Instructions to follow - Only the number is wanted: count the lines that contain "ylabel".

Records for this exercise -
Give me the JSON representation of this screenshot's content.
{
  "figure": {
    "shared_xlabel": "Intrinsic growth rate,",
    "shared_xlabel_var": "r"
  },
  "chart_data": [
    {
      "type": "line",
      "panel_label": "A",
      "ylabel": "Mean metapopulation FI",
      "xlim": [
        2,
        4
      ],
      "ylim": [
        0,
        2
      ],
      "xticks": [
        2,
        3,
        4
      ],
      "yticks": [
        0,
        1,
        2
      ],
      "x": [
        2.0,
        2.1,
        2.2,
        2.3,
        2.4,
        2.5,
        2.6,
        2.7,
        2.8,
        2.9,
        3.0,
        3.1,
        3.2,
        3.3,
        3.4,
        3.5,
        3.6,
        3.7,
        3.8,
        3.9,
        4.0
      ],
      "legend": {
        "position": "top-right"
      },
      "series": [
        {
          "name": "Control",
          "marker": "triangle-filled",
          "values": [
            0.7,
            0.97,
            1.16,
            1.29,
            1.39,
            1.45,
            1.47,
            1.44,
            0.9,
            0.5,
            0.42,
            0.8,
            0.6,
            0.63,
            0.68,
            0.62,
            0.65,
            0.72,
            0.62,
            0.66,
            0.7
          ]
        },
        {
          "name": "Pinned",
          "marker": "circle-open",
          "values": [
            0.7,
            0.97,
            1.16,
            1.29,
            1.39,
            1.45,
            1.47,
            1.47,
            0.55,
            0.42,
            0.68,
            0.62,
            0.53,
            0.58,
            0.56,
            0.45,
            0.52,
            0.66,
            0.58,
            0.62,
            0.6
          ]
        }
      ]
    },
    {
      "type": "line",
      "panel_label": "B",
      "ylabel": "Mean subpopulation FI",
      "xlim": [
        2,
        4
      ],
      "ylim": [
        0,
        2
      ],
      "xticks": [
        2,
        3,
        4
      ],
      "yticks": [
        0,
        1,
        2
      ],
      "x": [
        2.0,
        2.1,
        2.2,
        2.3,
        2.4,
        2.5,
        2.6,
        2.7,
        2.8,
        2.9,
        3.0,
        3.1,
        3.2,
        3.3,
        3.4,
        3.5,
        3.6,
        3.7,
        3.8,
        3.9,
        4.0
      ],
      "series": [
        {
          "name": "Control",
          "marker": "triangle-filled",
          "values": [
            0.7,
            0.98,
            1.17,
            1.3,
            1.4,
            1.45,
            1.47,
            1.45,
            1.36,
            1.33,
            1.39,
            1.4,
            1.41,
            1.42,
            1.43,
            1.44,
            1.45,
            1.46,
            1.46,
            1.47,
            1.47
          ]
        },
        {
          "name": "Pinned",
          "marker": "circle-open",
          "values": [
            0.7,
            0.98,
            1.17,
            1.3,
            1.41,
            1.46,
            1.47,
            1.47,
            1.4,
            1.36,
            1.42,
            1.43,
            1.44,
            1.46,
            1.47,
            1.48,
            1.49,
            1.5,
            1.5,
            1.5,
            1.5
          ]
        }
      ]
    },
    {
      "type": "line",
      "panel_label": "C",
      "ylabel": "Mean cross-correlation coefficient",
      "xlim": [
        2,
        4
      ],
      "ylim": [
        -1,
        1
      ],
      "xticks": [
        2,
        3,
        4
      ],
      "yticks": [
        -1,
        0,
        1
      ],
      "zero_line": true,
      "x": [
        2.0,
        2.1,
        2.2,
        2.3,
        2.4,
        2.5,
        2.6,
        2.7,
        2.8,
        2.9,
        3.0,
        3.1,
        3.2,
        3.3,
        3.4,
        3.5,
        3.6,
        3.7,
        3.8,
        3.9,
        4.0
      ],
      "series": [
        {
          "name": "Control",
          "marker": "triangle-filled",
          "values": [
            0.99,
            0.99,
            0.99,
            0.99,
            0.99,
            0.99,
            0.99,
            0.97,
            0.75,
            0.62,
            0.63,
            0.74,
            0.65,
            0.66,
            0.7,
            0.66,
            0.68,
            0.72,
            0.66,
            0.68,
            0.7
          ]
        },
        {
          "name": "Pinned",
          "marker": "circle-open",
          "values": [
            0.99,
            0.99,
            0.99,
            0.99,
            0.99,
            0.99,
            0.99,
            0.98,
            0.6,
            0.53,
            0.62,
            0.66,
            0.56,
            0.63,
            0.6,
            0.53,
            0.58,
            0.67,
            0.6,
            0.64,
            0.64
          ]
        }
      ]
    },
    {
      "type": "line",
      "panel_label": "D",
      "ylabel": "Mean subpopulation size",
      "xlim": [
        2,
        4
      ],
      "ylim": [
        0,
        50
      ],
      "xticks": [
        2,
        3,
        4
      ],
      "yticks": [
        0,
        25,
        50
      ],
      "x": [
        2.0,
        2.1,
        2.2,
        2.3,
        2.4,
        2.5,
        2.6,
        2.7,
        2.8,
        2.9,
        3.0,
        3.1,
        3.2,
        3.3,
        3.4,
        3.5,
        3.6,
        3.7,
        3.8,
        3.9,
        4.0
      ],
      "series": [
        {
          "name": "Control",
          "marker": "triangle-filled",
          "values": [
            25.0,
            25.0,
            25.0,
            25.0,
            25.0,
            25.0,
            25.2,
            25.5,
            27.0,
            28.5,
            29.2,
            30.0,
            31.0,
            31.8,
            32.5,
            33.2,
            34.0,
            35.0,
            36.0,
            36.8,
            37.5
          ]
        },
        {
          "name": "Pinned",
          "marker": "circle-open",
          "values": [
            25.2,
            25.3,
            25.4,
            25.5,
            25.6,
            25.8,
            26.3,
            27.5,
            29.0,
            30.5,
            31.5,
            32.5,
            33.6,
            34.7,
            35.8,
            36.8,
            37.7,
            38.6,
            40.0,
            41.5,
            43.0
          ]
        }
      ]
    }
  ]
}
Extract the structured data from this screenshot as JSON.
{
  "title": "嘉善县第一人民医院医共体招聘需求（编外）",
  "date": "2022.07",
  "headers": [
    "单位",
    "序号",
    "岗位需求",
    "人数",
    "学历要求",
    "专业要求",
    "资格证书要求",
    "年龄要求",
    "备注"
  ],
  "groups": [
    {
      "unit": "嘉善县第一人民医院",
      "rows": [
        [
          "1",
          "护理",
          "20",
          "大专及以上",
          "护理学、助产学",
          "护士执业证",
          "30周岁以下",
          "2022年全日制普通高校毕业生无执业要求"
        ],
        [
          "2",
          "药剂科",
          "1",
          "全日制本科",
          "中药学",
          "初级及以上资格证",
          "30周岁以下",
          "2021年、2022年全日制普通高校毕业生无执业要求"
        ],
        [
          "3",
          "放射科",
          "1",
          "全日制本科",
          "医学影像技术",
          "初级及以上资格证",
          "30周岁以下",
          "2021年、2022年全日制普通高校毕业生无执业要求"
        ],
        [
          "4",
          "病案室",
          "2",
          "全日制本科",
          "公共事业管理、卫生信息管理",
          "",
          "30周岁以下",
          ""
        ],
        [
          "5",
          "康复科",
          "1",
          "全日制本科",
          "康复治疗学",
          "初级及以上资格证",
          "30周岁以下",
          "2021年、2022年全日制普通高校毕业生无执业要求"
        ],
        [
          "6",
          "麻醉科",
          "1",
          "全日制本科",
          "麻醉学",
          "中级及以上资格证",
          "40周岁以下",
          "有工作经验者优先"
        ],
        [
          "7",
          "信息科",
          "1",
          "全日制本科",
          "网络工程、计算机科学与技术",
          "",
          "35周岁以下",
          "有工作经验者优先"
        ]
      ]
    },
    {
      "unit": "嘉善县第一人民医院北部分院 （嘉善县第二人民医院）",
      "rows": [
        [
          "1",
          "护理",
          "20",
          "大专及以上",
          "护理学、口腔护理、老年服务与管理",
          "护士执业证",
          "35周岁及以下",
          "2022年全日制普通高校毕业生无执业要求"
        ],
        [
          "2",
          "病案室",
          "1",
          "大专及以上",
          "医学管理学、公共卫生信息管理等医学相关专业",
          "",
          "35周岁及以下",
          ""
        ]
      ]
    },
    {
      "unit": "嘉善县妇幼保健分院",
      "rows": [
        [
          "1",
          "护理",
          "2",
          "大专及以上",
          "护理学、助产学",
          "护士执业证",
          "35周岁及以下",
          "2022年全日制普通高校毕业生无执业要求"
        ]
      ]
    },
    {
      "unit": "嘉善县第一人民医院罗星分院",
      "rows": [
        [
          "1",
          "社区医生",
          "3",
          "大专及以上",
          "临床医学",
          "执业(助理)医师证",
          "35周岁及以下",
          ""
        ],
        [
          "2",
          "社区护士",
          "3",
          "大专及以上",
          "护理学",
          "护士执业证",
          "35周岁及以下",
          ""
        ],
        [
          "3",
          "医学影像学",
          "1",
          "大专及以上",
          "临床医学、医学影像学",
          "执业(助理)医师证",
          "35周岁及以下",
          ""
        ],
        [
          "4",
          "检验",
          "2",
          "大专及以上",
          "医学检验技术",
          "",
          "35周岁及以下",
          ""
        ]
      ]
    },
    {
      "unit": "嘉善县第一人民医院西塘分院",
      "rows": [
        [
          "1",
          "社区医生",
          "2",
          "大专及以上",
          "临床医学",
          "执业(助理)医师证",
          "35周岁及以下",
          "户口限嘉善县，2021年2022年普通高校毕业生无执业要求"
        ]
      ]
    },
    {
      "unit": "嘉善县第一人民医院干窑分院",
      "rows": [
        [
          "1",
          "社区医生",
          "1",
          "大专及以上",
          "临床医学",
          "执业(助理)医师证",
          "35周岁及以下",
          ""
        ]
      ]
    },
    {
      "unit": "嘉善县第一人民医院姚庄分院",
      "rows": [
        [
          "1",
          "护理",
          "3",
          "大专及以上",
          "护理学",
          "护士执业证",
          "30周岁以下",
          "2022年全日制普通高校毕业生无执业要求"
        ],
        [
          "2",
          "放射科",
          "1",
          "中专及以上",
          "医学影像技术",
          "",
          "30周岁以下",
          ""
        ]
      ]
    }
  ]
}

Exercise solution - 4